SHORT EXERCISE
Please count the lines below that contain the word "JSON", and reply with that number alone.

**** RECORDS TO PROCESS

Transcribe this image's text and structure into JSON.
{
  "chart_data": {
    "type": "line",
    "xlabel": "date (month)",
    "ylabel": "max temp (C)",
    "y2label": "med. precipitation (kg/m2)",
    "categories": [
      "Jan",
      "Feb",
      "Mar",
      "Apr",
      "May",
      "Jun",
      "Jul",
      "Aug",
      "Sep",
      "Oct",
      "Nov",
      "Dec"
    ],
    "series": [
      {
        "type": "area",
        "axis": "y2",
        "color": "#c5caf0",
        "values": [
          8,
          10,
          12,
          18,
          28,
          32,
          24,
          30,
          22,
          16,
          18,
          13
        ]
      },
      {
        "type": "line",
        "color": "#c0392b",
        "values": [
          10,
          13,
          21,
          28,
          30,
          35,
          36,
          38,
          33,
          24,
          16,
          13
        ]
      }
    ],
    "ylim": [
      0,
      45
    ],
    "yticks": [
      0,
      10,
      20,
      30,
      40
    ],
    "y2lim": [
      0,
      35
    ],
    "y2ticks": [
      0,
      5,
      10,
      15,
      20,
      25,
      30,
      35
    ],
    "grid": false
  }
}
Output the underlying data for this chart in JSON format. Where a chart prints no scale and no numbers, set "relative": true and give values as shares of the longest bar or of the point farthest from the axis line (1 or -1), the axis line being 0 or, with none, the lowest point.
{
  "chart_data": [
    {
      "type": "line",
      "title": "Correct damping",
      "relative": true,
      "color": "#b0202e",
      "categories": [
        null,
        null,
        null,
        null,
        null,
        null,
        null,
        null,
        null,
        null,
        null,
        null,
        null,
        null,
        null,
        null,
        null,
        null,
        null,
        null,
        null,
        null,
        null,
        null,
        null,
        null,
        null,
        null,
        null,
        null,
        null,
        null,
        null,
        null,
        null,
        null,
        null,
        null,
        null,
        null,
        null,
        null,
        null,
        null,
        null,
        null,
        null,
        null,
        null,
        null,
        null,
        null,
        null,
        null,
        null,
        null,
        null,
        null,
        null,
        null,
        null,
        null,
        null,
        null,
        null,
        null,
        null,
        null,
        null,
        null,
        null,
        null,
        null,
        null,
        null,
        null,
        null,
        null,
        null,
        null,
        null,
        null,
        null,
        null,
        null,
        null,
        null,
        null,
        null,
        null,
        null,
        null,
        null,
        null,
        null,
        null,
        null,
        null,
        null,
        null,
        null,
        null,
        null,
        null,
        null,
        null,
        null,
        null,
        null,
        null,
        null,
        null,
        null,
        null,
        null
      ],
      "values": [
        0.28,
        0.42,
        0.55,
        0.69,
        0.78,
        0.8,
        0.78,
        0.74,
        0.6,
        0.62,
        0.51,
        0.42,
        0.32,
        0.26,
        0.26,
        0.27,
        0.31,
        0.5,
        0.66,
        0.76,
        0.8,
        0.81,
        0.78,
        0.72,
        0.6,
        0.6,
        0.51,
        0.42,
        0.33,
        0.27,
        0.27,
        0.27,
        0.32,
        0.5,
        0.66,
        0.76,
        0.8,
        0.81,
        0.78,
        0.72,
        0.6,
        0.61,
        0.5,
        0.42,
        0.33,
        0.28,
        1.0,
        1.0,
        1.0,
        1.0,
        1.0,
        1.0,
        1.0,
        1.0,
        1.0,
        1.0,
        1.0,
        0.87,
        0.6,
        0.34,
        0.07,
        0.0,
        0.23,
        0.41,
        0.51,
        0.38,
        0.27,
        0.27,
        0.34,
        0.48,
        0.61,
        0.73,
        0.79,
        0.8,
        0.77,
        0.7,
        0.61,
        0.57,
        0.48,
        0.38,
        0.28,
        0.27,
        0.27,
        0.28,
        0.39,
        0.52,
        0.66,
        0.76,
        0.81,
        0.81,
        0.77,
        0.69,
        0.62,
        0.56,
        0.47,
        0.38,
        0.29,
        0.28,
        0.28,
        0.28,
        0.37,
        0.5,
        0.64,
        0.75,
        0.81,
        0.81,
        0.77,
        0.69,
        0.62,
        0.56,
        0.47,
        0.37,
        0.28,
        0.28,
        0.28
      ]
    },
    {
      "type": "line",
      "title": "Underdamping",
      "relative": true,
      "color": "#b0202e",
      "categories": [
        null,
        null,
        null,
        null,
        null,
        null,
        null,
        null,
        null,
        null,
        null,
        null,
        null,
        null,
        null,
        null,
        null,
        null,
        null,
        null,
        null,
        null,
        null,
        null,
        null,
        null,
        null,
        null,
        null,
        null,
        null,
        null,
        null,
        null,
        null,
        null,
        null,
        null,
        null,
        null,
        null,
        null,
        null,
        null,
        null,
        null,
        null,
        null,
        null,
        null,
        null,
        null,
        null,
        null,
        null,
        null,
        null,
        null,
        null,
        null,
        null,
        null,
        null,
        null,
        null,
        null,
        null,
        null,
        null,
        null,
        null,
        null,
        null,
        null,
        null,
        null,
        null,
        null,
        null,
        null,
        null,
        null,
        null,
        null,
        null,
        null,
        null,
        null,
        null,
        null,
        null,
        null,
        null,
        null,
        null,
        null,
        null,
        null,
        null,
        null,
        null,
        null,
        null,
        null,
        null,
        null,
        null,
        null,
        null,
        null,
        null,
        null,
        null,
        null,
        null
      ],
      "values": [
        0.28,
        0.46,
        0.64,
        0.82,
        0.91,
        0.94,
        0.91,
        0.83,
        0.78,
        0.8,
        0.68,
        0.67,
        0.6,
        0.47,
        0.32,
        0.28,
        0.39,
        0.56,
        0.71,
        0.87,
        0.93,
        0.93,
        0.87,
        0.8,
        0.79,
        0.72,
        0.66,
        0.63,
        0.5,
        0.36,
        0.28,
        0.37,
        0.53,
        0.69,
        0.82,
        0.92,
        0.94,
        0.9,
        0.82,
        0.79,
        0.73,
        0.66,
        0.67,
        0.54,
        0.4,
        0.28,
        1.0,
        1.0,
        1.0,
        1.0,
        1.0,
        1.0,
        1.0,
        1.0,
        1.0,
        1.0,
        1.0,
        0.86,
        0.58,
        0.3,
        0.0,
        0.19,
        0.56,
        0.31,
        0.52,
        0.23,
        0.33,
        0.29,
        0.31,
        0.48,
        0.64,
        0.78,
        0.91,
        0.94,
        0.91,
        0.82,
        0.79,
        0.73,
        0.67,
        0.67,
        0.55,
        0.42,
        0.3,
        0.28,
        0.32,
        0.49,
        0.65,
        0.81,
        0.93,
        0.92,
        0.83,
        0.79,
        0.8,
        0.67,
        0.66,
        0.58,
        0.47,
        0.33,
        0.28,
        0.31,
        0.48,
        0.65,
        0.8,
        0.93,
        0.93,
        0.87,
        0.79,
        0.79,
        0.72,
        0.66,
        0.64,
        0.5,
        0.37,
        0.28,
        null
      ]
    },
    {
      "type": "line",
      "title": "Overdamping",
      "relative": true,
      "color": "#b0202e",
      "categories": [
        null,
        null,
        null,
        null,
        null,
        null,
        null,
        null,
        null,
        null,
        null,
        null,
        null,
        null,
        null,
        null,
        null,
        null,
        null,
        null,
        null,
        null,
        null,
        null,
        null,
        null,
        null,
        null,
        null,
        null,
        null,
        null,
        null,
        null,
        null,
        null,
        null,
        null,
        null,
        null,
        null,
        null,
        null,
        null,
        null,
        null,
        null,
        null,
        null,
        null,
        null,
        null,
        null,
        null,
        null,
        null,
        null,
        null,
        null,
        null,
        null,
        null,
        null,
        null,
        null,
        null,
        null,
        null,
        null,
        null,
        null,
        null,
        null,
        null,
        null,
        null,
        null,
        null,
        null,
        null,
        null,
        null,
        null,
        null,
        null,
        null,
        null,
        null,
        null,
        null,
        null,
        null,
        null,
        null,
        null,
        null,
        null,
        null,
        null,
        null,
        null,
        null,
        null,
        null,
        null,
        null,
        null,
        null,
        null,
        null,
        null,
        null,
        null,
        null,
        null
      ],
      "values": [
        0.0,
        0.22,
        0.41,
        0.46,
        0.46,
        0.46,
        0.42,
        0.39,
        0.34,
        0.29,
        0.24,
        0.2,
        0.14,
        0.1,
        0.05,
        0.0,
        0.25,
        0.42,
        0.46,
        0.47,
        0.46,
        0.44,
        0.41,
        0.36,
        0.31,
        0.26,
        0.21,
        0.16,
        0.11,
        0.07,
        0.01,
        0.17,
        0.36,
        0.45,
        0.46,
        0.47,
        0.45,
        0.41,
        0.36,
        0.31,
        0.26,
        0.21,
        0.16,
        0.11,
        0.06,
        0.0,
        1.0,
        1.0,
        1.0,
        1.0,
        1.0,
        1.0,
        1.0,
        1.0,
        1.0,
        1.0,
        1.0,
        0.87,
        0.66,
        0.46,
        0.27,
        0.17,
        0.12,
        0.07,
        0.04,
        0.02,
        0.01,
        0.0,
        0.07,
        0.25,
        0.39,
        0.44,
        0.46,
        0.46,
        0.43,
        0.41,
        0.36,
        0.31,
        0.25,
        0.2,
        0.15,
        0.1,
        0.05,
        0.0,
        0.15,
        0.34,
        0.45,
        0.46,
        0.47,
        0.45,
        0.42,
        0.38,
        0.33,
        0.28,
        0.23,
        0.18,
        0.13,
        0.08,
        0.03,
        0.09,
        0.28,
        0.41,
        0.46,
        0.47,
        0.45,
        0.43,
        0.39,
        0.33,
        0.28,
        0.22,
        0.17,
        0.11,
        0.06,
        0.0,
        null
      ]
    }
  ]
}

********

WRITTEN ANSWER
2